2. Grandir dans la violence : un parcours commun

Le réalisateur Barry Jenkins a grandi dans la même cité violente de Liberty City (Miami) que Tarell Alvin McCraney, où se déroule l’essentiel du film. Jenkins et McCraney ne se connaissaient pas quand ils étaient enfants mais ont vécu une adolescence comparable. Ils ont fréquenté la même école et
le même collège – bien qu’ils n’aient pas le même âge – et sont devenus tous les deux artistes, abordant des thèmes voisins qui s’inspirent de leur parcours, comme l’identité et la masculinité. Plus remarquable encore : ils ont tous les deux grandi auprès d’une mère totalement accro à la drogue. La mère de Jenkins a surmonté sa toxicomanie tout en étant séropositive pendant 24 ans, tandis que celle de McCraney a fini par mourir du Sida.

▶ **ENREGISTREMENTS FOURNIS**
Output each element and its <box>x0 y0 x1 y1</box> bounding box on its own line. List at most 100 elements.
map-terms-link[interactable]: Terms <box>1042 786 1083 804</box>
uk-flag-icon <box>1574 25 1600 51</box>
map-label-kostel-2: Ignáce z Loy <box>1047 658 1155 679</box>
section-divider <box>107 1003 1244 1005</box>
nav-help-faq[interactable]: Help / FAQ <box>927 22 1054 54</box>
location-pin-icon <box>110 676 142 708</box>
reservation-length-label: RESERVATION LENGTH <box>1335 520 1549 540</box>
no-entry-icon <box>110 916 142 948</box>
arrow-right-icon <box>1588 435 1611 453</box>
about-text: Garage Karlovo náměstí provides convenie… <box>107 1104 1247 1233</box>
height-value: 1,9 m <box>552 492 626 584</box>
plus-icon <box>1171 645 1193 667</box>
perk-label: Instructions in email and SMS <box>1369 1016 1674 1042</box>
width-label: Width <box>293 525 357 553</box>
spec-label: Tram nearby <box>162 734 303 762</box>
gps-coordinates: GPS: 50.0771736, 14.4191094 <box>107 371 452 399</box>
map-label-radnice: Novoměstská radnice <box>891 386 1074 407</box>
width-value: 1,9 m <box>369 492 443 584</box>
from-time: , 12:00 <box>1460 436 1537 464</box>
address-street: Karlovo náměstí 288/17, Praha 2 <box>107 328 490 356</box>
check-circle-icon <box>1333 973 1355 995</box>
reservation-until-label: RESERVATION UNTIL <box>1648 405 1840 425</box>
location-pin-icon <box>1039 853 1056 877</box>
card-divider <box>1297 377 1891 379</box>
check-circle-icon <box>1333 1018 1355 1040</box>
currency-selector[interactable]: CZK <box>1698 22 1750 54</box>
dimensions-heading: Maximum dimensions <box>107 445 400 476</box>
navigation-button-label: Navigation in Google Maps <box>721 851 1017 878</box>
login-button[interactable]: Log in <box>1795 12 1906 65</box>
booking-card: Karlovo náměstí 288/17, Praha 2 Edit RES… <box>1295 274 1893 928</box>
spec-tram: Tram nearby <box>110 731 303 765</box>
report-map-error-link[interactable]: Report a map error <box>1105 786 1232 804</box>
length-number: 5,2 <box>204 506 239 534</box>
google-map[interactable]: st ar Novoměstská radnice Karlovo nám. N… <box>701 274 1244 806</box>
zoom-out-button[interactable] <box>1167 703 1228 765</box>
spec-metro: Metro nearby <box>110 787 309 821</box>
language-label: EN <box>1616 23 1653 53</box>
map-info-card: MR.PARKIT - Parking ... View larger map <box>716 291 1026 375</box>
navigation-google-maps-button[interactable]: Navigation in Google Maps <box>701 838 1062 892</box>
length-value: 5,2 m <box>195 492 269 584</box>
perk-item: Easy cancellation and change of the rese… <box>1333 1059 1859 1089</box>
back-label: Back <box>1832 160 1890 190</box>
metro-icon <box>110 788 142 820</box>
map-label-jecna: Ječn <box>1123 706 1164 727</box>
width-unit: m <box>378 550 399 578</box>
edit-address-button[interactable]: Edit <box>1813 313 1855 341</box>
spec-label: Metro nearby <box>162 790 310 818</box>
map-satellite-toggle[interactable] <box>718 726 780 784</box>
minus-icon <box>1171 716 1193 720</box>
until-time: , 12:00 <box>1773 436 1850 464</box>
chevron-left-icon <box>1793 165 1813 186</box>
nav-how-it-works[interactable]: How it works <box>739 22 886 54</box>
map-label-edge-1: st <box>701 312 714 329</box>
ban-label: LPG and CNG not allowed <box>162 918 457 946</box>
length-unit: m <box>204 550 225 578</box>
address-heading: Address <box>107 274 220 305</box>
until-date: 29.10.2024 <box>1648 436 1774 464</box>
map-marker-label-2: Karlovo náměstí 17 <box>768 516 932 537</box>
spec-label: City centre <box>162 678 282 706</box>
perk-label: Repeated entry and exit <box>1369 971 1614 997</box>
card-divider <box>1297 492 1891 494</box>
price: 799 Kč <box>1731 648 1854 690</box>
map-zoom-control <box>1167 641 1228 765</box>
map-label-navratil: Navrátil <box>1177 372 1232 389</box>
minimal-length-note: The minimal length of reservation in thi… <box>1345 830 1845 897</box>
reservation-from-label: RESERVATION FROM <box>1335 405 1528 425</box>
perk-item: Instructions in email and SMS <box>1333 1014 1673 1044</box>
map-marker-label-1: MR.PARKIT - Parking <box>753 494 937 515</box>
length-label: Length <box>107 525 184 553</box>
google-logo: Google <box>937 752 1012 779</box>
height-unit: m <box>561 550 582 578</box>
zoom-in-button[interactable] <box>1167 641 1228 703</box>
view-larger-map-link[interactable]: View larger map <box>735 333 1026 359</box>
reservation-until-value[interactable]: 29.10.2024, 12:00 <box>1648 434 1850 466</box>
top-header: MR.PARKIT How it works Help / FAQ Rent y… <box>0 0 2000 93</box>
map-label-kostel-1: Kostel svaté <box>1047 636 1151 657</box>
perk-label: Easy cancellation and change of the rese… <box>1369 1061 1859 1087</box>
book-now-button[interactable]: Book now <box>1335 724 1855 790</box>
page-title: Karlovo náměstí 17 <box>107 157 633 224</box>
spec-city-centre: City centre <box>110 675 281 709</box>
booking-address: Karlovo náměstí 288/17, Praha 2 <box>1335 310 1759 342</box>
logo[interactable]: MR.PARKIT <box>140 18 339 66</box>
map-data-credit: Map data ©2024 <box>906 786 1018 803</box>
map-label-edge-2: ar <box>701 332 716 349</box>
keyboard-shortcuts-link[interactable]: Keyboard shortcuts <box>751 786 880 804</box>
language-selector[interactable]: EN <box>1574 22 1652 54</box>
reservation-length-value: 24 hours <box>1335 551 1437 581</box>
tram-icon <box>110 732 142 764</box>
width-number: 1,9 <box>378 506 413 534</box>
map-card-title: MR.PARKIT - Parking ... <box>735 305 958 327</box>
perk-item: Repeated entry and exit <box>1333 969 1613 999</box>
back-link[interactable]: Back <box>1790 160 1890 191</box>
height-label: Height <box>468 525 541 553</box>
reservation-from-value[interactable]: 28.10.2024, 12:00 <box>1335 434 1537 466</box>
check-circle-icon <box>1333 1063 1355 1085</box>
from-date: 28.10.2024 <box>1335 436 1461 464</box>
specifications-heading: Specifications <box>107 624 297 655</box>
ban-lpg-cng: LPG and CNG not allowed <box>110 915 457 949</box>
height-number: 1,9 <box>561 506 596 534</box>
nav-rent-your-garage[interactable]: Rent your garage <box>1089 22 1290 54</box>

▶ **TRAVAIL À FAIRE**
(1) Citez mot pour mot, dans le texte sur l'enfance de Barry Jenkins et Tarell Alvin McCraney, le passage qui s'ouvre sur les mots contenant « Le réalisateur Barry Jenkins a » et se clôt sur « mourir du Sida. ».
(2) Prolongez le texte sur la jeunesse de Barry Jenkins et Tarell Alvin McCraney à Liberty City en reprenant après sa dernière phrase.

▶ **RÉPONSES PAR CONSIGNE**
(1)
Le réalisateur Barry Jenkins a grandi dans la même cité violente de Liberty City (Miami) que Tarell Alvin McCraney, où se déroule l’essentiel du film. Jenkins et McCraney ne se connaissaient pas quand ils étaient enfants mais ont vécu une adolescence comparable. Ils ont fréquenté la même école et
le même collège – bien qu’ils n’aient pas le même âge – et sont devenus tous les deux artistes, abordant des thèmes voisins qui s’inspirent de leur parcours, comme l’identité et la masculinité. Plus remarquable encore : ils ont tous les deux grandi auprès d’une mère totalement accro à la drogue. La mère de Jenkins a surmonté sa toxicomanie tout en étant séropositive pendant 24 ans, tandis que celle de McCraney a fini par mourir du Sida.

(2)
3. Un rôle, trois acteurs : un casting ambitieux

Le cinéaste Barry Jenkins a fait le choix d'utiliser 3 acteurs différents pour camper le même personnage (Chiron) à 3 époques de sa vie. Il n'a pas voulu que les comédiens choisis se croisent sur le plateau car il souhaitait que ces derniers ne s'influencent pas entre eux afin qu'ils livrent leur propre interprétation du rôle. Pour camper Chiron enfant, Jenkins voulait un jeune comédien issu de Miami. Après avoir placardé des avis de castings dans toute la ville, le réalisateur et sa directrice de casting Yesi Ramirez ont trouvé Alex R. Hibbert

Pour trouver l'acteur qui allait incarner le personnage à l'âge de 16 ans, Ramirez a sillonné les USA. Elle a aussi visionné des enregistrements d’audition, étudié des photos de visages et passé au crible de nombreux clips de lycéens suivant des options théâtre dans leur établissement. Au bout du compte, la production a retenu Ashton Sanders que Yesi Ramirez avait découvert au cours de l’une de ses nombreuses séances de casting à Los Angeles. Il s’était produit dans un film indépendant et avait tenu un second rôle dans N.W.A., mais il s’est surtout distingué grâce à son calme et son visage impassible, qualités indispensables pour Chiron dans le deuxième chapitre du film.

Quant à Black, l'incarnation de Chiron adulte, c'est sur Trevante Rhodes que Barry Jenkins et Yesi Ramirez ont jeté leur dévolu : "En tant que directrice de casting, c’est très rare qu’un acteur me fasse un tel effet rien qu’en entrant dans la pièce, mais c’était le cas de Trevante. Outre sa virilité, il fait preuve d’une vulnérabilité dont nous avions besoin pour que le spectateur s’attache à lui", confie Ramirez.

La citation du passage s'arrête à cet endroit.